___ Information shown
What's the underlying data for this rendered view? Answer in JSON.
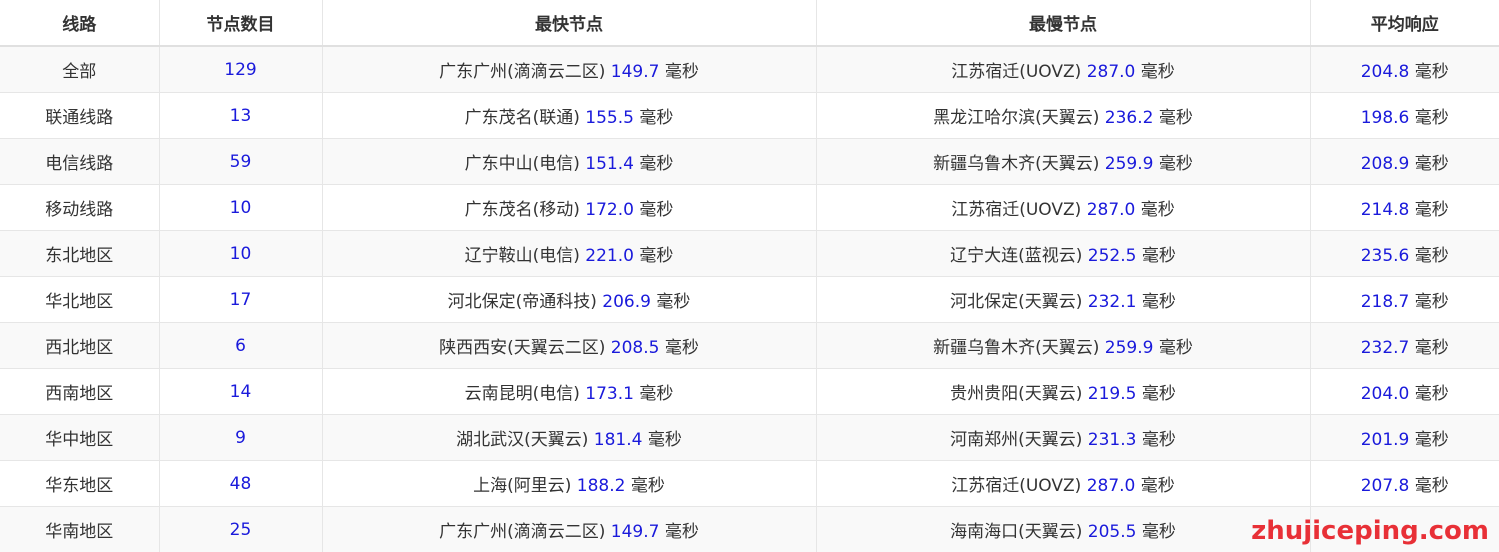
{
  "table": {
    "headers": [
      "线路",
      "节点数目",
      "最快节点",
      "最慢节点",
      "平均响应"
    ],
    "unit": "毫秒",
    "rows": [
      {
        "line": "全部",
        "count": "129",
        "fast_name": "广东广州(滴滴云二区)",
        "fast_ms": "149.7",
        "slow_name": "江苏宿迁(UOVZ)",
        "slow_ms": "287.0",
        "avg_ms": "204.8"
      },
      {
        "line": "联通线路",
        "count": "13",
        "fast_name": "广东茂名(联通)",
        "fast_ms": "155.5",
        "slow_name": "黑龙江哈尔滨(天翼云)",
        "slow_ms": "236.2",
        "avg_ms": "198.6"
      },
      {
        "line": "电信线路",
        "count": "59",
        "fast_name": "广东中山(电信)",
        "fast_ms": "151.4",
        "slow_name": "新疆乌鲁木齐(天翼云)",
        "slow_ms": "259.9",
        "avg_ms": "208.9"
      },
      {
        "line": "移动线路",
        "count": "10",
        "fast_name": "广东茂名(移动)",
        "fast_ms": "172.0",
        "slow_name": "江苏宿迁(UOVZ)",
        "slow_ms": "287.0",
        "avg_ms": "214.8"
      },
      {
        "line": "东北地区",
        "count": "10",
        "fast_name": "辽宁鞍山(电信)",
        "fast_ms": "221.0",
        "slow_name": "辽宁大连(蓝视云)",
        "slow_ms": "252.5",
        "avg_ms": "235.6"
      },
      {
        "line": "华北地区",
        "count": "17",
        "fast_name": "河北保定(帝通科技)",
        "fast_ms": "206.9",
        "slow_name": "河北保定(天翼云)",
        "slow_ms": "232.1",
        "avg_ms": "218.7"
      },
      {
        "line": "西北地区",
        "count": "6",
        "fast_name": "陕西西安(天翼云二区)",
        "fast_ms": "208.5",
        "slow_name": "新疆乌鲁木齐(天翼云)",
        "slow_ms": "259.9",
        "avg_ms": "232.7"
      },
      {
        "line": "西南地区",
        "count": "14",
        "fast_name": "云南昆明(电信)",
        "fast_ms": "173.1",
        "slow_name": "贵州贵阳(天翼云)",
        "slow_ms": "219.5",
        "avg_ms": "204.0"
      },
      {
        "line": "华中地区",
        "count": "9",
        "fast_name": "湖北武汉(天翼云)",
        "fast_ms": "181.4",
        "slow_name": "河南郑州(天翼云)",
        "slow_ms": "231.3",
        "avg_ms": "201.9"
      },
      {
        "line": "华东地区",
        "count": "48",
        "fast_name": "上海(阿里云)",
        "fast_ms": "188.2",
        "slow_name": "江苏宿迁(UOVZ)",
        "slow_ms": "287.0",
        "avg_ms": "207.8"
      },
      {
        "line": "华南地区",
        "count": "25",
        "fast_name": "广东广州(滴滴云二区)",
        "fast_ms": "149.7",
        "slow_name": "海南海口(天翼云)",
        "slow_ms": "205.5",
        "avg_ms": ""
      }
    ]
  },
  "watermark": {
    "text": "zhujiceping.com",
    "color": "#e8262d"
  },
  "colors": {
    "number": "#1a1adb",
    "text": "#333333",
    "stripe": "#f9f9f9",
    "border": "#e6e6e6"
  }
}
______
___ Information shown
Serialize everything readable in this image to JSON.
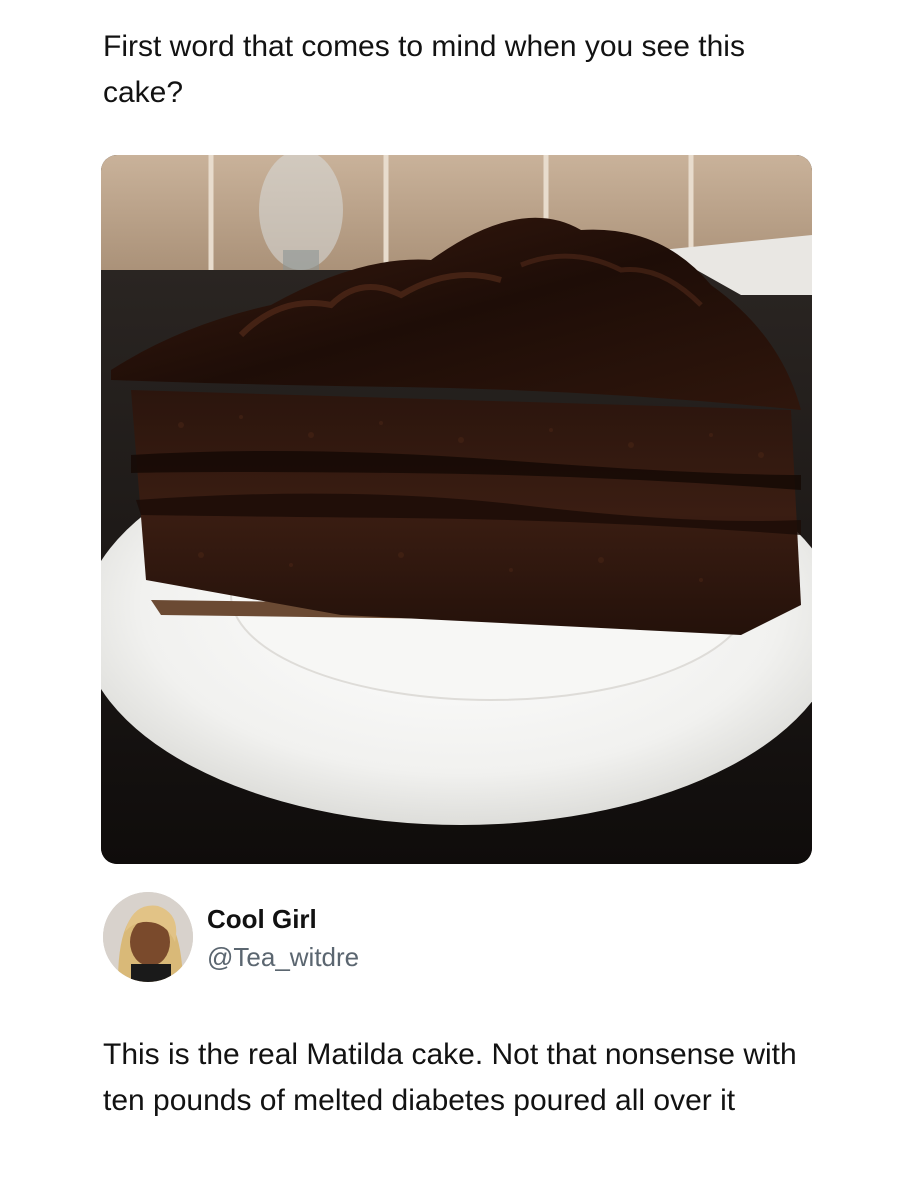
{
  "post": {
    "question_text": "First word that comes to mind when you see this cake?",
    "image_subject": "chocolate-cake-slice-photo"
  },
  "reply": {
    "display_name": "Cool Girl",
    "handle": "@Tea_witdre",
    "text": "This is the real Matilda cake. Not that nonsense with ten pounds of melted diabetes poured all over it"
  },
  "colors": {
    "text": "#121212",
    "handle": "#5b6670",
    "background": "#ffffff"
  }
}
______
___ Information shown
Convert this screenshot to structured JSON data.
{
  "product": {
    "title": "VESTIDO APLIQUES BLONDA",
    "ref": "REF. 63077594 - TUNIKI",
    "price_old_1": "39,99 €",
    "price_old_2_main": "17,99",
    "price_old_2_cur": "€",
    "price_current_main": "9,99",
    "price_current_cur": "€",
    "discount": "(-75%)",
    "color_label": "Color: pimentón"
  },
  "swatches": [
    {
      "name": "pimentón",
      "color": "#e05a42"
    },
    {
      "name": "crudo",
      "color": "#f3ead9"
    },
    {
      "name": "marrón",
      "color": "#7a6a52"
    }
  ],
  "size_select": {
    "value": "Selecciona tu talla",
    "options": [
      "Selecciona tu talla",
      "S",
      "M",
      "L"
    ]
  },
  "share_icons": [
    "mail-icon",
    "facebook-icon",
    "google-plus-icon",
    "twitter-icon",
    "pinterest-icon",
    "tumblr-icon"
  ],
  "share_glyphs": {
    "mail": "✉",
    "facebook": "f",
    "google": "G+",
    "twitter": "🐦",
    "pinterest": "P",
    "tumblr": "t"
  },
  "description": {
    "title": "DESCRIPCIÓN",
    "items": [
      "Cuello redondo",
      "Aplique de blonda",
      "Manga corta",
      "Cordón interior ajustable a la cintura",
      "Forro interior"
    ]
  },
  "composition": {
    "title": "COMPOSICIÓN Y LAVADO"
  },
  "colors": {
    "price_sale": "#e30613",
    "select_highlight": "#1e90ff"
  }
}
______
▶ _Prompt_:
Gather all lines from the records above in which "JSON" appears.

▶ _Finished exercise_:
What's the underlying data for this rendered view? Answer in JSON.
Serialize everything readable in this image to JSON.
Convert this screenshot to structured JSON data.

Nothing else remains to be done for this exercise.